Описание задания: Продолжите фрагмент о бывших сабайя и решении езидских религиозных лидеров, начав сразу после его последнего предложения.

Но мы недооценивали наших религиозных лидеров. В конце августа, когда воспоминания о зверских убийствах до сих пор потрясали нас, они провели несколько собраний и быстро пришли к решению. Они постановили, что бывших сабайя следует приветствовать в общине и не судить нас за то, что с нами произошло. Мы не считаемся мусульманками, потому что нас обратили против нашей воли, а поскольку нас изнасиловали, то мы жертвы, а не падшие женщины. Баба Шейх лично встретился со сбежавшими сабайя и уверил их в том, что они по-прежнему остаются езидками, а случившееся – не наша вина. В сентябре наши религиозные лидеры издали постановление, согласно которому на нас нет вины и все сохранившие веру езиды должны встречать нас с распростертыми объятиями. Я никогда не любила своих единоверцев так сильно, как в тот момент всеобщего сострадания.
И все же, что бы ни заявлял Баба Шейх, мы все равно не чувствовали себя прежними. Мы были разбиты и сломлены. Женщины шли на все, лишь бы очиститься от скверны. Многие сабайя решились на хирургические операции по «возвращению девственности» (восстановления девственной плевы) в надежде стереть воспоминания об изнасилованиях и избавиться от чувства вины. В лагере врачи предлагали такие услуги, рассказывая о подобных «процедурах» как о чем-то совершенно естественном. «Это займет всего лишь двадцать минут», – говорили они.
Я заинтересовалась и вместе с другими девушками отправилась в клинику. «Если хотите вернуть девственность, то процедура очень проста», – сказали врачи. Некоторые девушки согласились, но я отказалась. Как «простая процедура» может стереть воспоминания о том, как меня насиловал Хаджи Салман, или о том, как он отдал меня своим охранникам? Насилие затронуло не только мое тело, и здесь не помогло бы никакое хирургическое вмешательство. И все же я понимала, зачем девушки идут на него. Мы отчаянно пытались найти хотя бы какое-то утешение, и если операция помогала им обрести уверенность в будущем, в том, что они выйдут замуж и родят детей, то я была рада за них.

Исходные данные:
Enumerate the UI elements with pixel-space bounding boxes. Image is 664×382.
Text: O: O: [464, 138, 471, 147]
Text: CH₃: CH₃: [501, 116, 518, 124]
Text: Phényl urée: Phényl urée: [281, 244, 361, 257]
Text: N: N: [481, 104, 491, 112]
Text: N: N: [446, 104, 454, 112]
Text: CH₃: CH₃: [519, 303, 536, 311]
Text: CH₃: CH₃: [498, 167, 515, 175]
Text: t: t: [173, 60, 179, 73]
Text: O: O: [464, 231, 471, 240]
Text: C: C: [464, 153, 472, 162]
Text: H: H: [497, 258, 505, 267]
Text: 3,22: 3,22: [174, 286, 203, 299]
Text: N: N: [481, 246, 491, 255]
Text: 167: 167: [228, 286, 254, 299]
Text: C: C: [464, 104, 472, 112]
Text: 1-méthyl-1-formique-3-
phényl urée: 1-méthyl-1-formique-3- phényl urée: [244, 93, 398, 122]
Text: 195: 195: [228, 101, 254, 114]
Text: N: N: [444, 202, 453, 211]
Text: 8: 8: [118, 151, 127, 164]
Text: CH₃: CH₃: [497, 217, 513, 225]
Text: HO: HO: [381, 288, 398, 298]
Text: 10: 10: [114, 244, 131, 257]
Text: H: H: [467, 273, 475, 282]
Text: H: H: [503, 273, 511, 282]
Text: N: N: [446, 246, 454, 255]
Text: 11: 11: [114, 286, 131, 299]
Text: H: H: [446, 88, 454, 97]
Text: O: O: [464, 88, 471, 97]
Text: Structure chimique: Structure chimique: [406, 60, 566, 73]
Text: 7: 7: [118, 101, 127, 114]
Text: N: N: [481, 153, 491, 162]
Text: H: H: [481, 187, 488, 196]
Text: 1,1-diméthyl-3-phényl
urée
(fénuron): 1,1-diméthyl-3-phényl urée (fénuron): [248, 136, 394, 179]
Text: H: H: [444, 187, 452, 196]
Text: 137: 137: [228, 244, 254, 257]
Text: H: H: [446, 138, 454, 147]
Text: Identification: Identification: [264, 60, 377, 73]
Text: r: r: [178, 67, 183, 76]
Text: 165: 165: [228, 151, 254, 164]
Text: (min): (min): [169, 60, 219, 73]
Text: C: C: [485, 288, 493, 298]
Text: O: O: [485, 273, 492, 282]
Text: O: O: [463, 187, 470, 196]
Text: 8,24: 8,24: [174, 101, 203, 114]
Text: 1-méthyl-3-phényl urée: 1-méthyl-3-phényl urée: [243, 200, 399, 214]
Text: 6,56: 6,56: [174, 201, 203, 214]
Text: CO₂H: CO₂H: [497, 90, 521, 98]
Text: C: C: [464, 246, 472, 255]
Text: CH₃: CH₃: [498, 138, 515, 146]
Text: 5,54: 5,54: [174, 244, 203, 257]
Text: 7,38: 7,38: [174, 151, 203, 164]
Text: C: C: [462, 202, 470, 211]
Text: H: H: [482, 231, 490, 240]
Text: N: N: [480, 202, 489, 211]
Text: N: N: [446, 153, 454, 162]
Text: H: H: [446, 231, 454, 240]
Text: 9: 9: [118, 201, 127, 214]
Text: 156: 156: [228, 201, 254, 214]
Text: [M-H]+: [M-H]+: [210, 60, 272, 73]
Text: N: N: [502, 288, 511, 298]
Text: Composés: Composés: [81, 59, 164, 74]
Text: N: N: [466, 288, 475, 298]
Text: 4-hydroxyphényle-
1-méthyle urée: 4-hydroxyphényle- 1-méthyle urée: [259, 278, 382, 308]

Ожидаемый ответ:
Самой мне было трудно размышлять о будущем. В юности, когда я жила в Кочо, мой мир казался мне маленьким и полным любви. Мне приходилось беспокоиться только о своей семье, и все говорило о том, что наша жизнь становится лучше. Теперь, даже несмотря на то что мы выжили и пытаемся вернуться к нормальному существованию, где те молодые езиды, которые могли бы взять нас в жены? В массовых захоронениях под Синджаром. Наше общество почти полностью разрушено, и теперь жизнь езидских девушек гораздо сложнее, чем нам представлялось в детстве. Мы не стремимся к счастью, мы просто пытаемся выжить и, по возможности, с пользой распорядиться нашей жизнью, которую нам случайно было позволено сохранить.
Через несколько месяцев после того как я приехала в лагерь, ко мне подошли активистки, и одна из них попросила отдать им мою абайю.
– Я собираю свидетельства геноцида, – сказала она. – Я хочу когда-нибудь открыть музей.
Другая, выслушав мою историю, спросила, не хочу ли я поехать в Европу и рассказать о случившемся со мной официальным лицам. Я ответила, что не против, не зная еще, как сильно эта поездка изменит мою жизнь.